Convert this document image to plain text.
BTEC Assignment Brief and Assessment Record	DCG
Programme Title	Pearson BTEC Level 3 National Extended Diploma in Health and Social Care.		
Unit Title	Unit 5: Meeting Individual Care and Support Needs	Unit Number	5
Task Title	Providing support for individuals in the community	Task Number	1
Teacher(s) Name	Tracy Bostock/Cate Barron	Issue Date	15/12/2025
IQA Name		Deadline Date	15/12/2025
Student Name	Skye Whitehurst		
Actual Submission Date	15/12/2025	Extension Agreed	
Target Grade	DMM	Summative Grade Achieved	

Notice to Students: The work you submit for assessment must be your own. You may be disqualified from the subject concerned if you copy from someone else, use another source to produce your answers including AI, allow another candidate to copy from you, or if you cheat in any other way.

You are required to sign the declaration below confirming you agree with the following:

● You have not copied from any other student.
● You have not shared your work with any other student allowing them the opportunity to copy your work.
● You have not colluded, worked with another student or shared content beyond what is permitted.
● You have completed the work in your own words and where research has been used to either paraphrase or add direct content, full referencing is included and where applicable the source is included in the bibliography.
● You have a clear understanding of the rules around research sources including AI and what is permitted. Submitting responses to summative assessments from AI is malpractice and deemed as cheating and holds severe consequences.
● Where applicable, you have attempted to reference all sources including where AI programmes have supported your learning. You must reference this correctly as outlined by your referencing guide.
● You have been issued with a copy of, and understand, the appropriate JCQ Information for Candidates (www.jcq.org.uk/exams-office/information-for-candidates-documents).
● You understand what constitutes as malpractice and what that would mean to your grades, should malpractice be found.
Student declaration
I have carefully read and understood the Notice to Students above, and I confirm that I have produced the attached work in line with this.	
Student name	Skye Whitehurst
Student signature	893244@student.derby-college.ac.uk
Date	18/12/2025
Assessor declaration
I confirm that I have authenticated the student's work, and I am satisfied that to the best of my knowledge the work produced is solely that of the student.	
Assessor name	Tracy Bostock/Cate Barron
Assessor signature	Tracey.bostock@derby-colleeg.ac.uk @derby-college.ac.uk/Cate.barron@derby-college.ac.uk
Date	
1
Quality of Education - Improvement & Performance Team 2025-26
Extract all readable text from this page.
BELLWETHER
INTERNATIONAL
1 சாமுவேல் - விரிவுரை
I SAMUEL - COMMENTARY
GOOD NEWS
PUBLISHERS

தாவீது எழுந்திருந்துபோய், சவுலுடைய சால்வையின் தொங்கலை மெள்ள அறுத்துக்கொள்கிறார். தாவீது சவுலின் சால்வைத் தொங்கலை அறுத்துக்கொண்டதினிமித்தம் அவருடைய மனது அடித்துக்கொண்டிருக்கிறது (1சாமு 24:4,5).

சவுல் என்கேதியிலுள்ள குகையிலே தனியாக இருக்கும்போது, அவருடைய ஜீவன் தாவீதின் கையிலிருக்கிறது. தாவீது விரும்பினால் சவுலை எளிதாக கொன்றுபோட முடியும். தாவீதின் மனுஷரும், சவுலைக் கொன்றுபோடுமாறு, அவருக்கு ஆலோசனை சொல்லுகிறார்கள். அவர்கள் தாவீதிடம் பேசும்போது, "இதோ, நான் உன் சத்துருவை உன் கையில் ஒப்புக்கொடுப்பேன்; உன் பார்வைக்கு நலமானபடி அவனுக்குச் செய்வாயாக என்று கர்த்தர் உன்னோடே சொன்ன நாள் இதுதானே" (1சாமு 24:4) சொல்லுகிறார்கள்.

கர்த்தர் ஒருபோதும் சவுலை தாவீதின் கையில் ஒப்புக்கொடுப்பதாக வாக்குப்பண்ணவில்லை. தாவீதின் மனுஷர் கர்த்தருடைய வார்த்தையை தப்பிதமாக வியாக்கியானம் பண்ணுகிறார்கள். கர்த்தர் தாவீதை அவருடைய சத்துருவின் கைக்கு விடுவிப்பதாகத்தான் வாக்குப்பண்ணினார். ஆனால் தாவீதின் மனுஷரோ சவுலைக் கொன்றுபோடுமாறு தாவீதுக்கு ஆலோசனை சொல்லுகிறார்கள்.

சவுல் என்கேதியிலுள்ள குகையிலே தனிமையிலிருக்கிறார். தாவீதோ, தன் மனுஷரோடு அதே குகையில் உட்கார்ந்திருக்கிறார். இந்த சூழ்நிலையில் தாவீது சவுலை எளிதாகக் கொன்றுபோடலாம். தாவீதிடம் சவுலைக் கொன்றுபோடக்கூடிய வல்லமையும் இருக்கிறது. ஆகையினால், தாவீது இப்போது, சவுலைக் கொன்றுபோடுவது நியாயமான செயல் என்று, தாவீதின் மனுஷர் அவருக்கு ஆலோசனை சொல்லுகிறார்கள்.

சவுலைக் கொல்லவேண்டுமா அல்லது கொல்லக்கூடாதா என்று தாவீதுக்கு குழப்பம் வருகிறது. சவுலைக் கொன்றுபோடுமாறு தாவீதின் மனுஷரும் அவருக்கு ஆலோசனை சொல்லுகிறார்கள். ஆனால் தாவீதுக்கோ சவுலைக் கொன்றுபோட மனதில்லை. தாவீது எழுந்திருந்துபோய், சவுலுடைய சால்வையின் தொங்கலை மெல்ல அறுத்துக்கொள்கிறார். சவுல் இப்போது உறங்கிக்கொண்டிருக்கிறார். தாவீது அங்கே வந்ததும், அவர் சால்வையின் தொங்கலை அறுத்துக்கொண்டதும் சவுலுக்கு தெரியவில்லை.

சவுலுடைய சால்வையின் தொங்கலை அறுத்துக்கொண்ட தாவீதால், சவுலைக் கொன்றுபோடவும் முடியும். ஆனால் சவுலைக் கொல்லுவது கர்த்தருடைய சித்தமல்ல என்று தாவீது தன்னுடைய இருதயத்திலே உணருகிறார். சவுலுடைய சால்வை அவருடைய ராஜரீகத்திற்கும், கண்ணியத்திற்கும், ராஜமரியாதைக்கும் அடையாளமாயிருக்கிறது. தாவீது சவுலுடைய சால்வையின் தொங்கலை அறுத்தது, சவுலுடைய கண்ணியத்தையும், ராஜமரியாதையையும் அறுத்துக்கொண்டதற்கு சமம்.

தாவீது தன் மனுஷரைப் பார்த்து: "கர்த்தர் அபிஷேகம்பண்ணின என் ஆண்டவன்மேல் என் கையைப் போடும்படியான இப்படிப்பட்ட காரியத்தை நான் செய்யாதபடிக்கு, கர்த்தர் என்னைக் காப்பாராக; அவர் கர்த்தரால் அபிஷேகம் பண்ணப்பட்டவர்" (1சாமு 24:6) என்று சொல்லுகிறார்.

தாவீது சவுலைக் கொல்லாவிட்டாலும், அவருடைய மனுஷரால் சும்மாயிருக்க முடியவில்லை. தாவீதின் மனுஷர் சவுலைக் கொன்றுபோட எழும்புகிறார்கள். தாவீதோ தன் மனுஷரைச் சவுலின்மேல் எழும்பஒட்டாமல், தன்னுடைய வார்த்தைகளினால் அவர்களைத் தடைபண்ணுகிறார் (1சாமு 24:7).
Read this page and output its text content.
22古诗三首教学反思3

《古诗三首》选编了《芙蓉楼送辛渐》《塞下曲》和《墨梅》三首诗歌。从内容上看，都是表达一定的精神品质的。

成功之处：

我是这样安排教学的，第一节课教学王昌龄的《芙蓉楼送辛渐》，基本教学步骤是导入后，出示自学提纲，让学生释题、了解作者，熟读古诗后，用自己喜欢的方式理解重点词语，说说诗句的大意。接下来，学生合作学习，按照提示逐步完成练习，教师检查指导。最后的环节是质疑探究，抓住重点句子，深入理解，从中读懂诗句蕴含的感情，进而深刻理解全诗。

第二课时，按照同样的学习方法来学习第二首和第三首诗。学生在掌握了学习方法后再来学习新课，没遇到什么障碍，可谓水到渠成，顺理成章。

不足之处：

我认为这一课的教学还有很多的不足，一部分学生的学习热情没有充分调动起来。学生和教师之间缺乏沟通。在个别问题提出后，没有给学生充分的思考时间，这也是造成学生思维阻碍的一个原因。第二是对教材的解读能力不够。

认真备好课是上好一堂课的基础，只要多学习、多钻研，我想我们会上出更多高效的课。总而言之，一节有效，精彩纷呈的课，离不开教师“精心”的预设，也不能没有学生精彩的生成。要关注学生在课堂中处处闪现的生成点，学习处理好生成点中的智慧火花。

****

# Stated task
Copy only the stretch running from the line containing "Read this page and output its text content." to the final line of the entries, both ends included, exactly as it stands.

# Result of the task
Read this page and output its text content.
22古诗三首教学反思3

《古诗三首》选编了《芙蓉楼送辛渐》《塞下曲》和《墨梅》三首诗歌。从内容上看，都是表达一定的精神品质的。

成功之处：

我是这样安排教学的，第一节课教学王昌龄的《芙蓉楼送辛渐》，基本教学步骤是导入后，出示自学提纲，让学生释题、了解作者，熟读古诗后，用自己喜欢的方式理解重点词语，说说诗句的大意。接下来，学生合作学习，按照提示逐步完成练习，教师检查指导。最后的环节是质疑探究，抓住重点句子，深入理解，从中读懂诗句蕴含的感情，进而深刻理解全诗。

第二课时，按照同样的学习方法来学习第二首和第三首诗。学生在掌握了学习方法后再来学习新课，没遇到什么障碍，可谓水到渠成，顺理成章。

不足之处：

我认为这一课的教学还有很多的不足，一部分学生的学习热情没有充分调动起来。学生和教师之间缺乏沟通。在个别问题提出后，没有给学生充分的思考时间，这也是造成学生思维阻碍的一个原因。第二是对教材的解读能力不够。

认真备好课是上好一堂课的基础，只要多学习、多钻研，我想我们会上出更多高效的课。总而言之，一节有效，精彩纷呈的课，离不开教师“精心”的预设，也不能没有学生精彩的生成。要关注学生在课堂中处处闪现的生成点，学习处理好生成点中的智慧火花。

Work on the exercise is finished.